**About this task:**
Look through the data that follows and say how many of its lines contain "found", giving the number only.

*** Dataset records Section Begins ***

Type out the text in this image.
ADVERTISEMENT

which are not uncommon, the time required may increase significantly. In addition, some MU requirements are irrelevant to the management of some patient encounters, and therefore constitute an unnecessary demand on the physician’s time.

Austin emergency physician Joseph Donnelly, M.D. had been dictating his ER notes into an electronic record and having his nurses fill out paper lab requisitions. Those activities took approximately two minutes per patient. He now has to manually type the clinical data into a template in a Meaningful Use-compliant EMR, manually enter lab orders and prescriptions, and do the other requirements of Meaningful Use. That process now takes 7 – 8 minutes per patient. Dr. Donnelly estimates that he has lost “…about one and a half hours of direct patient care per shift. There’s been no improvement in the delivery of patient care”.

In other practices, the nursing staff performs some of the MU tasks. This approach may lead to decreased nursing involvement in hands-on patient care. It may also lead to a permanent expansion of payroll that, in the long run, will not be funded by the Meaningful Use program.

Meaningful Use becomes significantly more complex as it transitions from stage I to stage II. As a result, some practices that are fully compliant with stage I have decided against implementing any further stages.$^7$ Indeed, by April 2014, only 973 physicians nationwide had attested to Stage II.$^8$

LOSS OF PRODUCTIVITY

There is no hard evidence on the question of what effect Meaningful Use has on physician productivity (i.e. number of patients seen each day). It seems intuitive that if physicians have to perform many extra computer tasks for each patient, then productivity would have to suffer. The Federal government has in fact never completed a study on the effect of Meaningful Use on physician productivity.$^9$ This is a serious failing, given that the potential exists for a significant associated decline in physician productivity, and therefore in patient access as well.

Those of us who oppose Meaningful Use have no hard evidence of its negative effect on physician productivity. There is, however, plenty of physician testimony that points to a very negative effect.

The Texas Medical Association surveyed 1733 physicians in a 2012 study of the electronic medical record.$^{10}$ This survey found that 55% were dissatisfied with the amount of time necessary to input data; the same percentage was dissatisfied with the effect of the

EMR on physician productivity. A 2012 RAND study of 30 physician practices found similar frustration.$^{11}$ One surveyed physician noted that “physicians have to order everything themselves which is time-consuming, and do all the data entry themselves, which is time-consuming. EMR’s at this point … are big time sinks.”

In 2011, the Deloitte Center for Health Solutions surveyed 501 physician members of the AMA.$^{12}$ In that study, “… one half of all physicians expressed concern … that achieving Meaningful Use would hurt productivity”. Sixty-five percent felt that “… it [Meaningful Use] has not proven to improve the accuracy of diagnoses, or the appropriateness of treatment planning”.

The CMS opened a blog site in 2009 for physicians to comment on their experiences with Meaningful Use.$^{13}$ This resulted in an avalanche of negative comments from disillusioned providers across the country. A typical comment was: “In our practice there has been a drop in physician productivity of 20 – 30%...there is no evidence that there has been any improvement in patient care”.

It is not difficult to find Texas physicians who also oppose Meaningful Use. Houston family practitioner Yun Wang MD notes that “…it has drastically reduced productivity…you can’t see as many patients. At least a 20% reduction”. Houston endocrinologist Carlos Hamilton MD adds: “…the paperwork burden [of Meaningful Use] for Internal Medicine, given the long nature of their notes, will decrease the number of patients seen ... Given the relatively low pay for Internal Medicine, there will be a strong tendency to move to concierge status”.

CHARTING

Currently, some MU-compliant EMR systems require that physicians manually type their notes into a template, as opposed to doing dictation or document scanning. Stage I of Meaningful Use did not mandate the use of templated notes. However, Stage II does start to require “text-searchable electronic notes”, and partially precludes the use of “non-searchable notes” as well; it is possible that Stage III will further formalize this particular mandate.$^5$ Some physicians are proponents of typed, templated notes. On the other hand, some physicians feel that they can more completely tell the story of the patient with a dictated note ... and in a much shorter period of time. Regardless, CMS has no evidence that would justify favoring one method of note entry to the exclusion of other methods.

*** Dataset records Section Ends ***

**Output of the task:**
2